### SUPPLIED INFORMATION
-=-=-

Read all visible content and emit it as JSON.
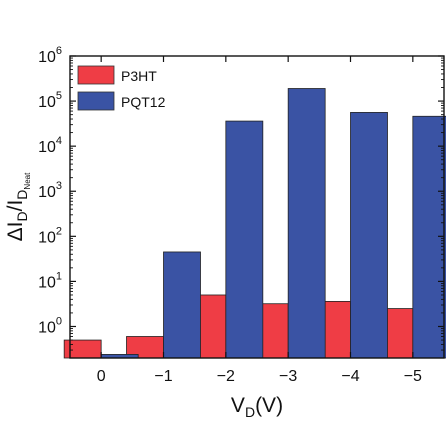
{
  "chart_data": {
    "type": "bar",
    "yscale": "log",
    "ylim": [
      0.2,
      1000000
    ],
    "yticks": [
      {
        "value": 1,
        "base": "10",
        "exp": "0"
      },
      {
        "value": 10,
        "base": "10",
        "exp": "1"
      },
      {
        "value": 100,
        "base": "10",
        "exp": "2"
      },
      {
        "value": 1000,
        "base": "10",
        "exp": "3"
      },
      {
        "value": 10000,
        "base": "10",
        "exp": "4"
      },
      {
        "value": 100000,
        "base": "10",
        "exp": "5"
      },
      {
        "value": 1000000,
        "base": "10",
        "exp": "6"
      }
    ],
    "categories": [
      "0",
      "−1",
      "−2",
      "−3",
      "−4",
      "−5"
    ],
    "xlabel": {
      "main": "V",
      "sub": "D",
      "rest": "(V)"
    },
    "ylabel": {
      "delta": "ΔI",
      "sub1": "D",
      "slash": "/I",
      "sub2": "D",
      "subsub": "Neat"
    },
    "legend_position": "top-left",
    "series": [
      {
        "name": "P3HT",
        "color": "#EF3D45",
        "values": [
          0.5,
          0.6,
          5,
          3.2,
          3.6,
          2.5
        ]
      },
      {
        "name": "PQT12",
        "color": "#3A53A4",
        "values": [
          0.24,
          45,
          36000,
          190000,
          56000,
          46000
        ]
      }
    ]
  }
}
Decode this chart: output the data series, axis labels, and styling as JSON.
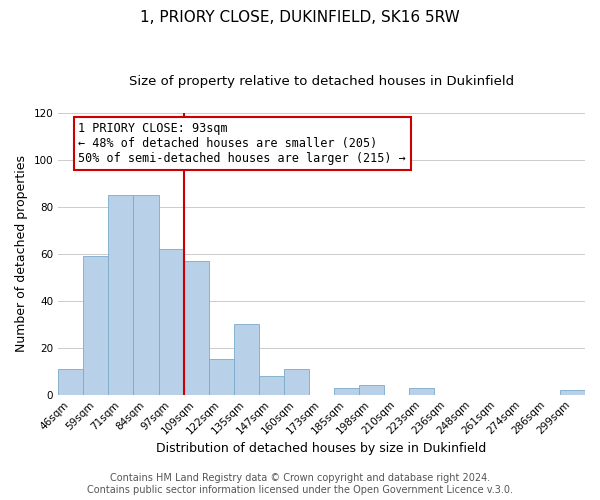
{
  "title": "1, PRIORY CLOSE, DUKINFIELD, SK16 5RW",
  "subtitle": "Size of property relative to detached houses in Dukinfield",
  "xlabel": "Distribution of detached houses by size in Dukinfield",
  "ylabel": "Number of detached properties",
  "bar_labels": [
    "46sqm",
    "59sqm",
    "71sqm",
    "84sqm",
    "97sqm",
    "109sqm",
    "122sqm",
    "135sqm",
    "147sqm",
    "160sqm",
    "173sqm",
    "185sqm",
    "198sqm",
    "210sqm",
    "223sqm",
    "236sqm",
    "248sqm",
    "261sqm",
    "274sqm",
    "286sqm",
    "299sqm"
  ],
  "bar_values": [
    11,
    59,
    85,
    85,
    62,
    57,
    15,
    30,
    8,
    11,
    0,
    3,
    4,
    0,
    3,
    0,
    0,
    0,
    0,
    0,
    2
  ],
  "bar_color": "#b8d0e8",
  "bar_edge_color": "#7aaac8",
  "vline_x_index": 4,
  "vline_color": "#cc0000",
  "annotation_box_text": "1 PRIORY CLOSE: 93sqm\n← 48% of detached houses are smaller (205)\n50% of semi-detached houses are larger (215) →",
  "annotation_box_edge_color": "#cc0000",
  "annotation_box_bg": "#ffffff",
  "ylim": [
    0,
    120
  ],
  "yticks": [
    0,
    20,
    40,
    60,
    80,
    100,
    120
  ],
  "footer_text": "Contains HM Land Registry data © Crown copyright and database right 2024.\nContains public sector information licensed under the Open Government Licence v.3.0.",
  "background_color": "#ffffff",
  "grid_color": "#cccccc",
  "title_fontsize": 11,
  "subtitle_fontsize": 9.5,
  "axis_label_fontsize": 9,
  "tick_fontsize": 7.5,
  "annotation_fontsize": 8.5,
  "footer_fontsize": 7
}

-=-=-

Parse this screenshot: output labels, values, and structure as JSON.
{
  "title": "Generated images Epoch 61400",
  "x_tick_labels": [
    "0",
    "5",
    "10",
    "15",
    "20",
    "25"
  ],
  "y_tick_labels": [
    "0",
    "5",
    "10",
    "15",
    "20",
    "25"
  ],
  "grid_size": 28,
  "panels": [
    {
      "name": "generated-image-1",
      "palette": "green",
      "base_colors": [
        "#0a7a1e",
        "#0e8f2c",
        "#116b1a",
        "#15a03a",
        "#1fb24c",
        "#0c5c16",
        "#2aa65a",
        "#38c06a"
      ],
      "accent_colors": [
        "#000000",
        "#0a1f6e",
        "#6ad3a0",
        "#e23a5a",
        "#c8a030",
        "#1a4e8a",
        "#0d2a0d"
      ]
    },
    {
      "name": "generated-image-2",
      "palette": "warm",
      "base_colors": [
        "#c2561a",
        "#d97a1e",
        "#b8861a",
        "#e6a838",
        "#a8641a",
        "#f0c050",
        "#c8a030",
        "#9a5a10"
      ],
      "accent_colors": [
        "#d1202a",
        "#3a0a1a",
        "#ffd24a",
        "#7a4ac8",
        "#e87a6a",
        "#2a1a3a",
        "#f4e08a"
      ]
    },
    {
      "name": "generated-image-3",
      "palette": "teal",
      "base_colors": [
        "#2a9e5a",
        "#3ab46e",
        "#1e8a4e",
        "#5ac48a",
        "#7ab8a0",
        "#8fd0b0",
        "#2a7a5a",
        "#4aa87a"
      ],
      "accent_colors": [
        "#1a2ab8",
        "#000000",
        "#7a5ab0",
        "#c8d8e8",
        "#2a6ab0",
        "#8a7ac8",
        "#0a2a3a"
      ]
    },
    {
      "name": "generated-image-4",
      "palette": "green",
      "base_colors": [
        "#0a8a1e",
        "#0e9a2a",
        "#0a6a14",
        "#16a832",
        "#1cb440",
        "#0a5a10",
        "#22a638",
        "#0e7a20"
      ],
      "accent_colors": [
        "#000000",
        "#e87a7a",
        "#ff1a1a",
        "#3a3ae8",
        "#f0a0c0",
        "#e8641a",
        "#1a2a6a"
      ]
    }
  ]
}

-=-=-

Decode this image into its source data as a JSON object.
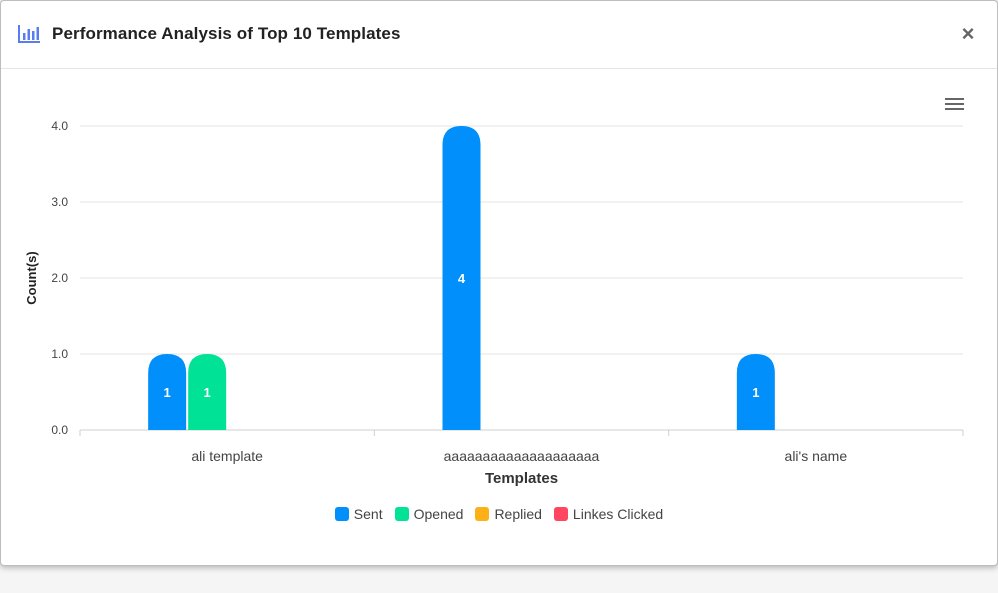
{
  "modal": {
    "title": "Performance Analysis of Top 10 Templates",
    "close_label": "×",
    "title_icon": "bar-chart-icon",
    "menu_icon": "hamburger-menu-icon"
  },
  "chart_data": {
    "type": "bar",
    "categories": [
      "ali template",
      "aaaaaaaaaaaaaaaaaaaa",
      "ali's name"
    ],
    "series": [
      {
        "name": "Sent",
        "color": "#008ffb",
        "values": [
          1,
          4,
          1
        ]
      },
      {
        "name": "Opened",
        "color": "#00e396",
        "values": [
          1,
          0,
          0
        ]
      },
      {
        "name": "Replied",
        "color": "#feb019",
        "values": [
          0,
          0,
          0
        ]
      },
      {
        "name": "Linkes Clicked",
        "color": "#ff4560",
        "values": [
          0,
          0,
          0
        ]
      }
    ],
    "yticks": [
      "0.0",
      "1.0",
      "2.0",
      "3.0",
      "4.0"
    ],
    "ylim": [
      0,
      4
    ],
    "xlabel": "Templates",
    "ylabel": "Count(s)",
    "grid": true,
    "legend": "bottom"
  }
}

-=-=-

### YOUR INSTRUCTIONS
Copy each line above where the string "houses" occurs.

### RESULT BELOW
  "subtitle": "Size of property relative to detached houses in Dukinfield",
  "xlabel": "Distribution of detached houses by size in Dukinfield",
  "annotation_box_text": "1 PRIORY CLOSE: 93sqm\n← 48% of detached houses are smaller (205)\n50% of semi-detached houses are larger (215) →",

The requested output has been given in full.